EXERCISE OBJECTIVE -
Drop the pictures, then extract the listing word for word.

··· SOURCE DATA

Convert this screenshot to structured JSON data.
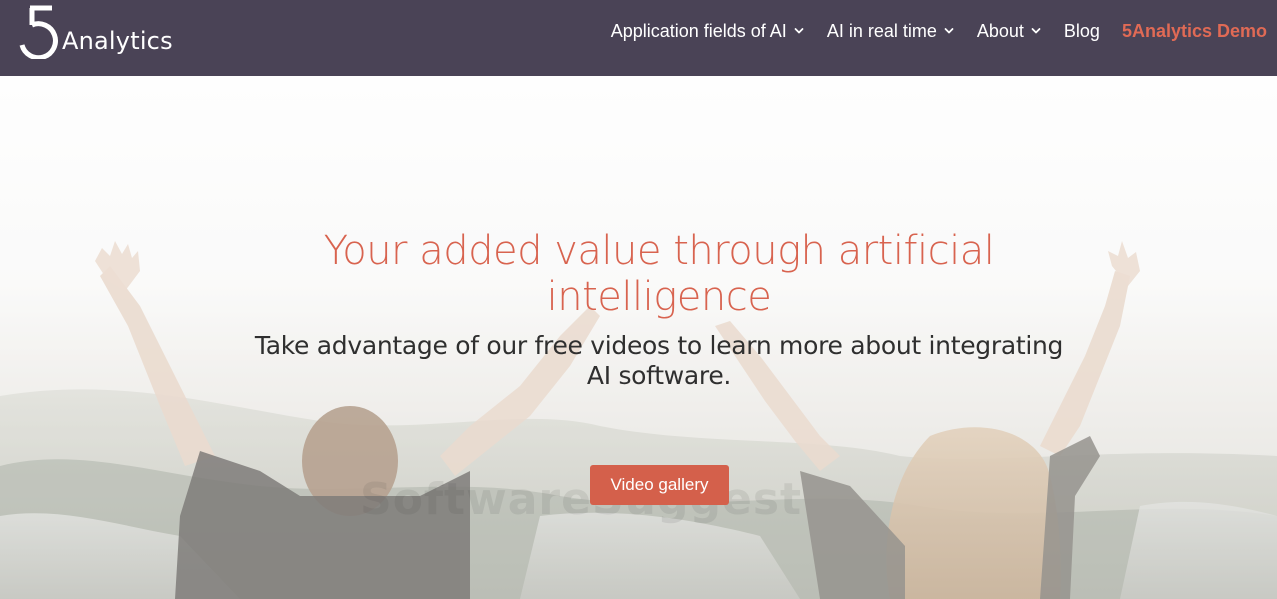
{
  "header": {
    "logo_text": "Analytics",
    "nav": [
      {
        "label": "Application fields of AI",
        "dropdown": true
      },
      {
        "label": "AI in real time",
        "dropdown": true
      },
      {
        "label": "About",
        "dropdown": true
      },
      {
        "label": "Blog",
        "dropdown": false
      },
      {
        "label": "5Analytics Demo",
        "dropdown": false
      }
    ]
  },
  "hero": {
    "title": "Your added value through artificial intelligence",
    "subtitle": "Take advantage of our free videos to learn more about integrating AI software.",
    "cta_label": "Video gallery",
    "watermark": "SoftwareSuggest"
  },
  "colors": {
    "header_bg": "#4a4356",
    "accent": "#d8634f",
    "demo_link": "#e06a55",
    "nav_text": "#ffffff",
    "subtitle_text": "#2f2f2f"
  },
  "icons": {
    "logo": "five-circle-logo-icon",
    "dropdown": "chevron-down-icon"
  }
}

······

ANSWER IN FULL -
Convert this screenshot to structured JSON data.
{
  "header": {
    "logo_text": "Analytics",
    "nav": [
      {
        "label": "Application fields of AI",
        "dropdown": true
      },
      {
        "label": "AI in real time",
        "dropdown": true
      },
      {
        "label": "About",
        "dropdown": true
      },
      {
        "label": "Blog",
        "dropdown": false
      },
      {
        "label": "5Analytics Demo",
        "dropdown": false
      }
    ]
  },
  "hero": {
    "title": "Your added value through artificial intelligence",
    "subtitle": "Take advantage of our free videos to learn more about integrating AI software.",
    "cta_label": "Video gallery",
    "watermark": "SoftwareSuggest"
  },
  "colors": {
    "header_bg": "#4a4356",
    "accent": "#d8634f",
    "demo_link": "#e06a55",
    "nav_text": "#ffffff",
    "subtitle_text": "#2f2f2f"
  },
  "icons": {
    "logo": "five-circle-logo-icon",
    "dropdown": "chevron-down-icon"
  }
}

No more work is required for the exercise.